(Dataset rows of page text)
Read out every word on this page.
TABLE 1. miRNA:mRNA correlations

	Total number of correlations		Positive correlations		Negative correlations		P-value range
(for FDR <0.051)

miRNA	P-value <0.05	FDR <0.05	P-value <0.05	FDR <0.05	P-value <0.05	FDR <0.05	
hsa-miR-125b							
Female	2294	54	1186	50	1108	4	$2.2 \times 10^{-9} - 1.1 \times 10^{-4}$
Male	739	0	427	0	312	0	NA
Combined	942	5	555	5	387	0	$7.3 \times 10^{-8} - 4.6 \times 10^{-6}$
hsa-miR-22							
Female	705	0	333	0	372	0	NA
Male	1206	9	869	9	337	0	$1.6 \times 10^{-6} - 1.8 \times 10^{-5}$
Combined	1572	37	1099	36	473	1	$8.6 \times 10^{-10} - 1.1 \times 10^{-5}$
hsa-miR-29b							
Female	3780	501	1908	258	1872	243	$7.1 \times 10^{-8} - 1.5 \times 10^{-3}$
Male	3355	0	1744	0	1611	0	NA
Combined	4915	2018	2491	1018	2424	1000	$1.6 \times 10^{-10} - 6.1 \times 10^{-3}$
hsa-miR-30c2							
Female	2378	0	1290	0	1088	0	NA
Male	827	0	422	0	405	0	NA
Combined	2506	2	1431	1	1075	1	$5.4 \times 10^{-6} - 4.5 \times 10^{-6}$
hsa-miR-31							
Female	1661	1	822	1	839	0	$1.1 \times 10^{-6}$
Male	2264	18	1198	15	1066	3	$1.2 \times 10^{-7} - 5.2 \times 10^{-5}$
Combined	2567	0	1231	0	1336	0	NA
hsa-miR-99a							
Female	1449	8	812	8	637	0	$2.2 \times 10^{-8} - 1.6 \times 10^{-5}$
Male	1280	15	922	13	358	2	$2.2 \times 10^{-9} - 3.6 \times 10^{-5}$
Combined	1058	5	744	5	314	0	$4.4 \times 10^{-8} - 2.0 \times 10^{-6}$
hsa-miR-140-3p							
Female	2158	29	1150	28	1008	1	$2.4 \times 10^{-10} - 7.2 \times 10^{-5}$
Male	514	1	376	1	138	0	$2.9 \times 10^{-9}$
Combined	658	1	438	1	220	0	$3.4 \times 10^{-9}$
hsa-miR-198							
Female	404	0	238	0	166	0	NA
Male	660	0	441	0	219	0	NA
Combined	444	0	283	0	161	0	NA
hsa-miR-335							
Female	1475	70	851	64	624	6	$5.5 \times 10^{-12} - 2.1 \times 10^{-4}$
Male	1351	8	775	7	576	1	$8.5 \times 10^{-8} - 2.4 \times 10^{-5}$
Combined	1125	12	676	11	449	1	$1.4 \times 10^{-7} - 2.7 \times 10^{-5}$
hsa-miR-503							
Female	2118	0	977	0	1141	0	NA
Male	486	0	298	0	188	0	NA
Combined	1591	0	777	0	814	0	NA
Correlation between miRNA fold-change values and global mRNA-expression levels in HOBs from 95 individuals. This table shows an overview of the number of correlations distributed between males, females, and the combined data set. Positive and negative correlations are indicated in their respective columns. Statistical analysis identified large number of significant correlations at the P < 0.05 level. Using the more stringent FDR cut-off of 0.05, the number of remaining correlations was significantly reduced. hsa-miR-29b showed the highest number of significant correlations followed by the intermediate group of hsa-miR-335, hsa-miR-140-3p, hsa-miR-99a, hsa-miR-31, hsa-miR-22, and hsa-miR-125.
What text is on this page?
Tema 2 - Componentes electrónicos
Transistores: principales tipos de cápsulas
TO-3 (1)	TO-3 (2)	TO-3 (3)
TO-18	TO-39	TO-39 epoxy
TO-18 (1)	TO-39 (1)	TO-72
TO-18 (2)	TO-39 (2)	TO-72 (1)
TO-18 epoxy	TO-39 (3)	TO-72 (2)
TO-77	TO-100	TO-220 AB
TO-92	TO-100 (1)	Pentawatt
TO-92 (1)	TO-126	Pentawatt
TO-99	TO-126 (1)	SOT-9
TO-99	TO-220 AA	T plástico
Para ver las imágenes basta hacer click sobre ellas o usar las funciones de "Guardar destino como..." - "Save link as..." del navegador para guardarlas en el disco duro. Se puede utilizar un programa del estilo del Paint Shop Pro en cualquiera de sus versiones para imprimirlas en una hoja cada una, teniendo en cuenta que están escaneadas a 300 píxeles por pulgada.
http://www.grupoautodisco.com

_Exercise instructions_
Write out each line above containing "Pentawatt".

_Answer box_
TO-92	TO-100 (1)	Pentawatt
TO-92 (1)	TO-126	Pentawatt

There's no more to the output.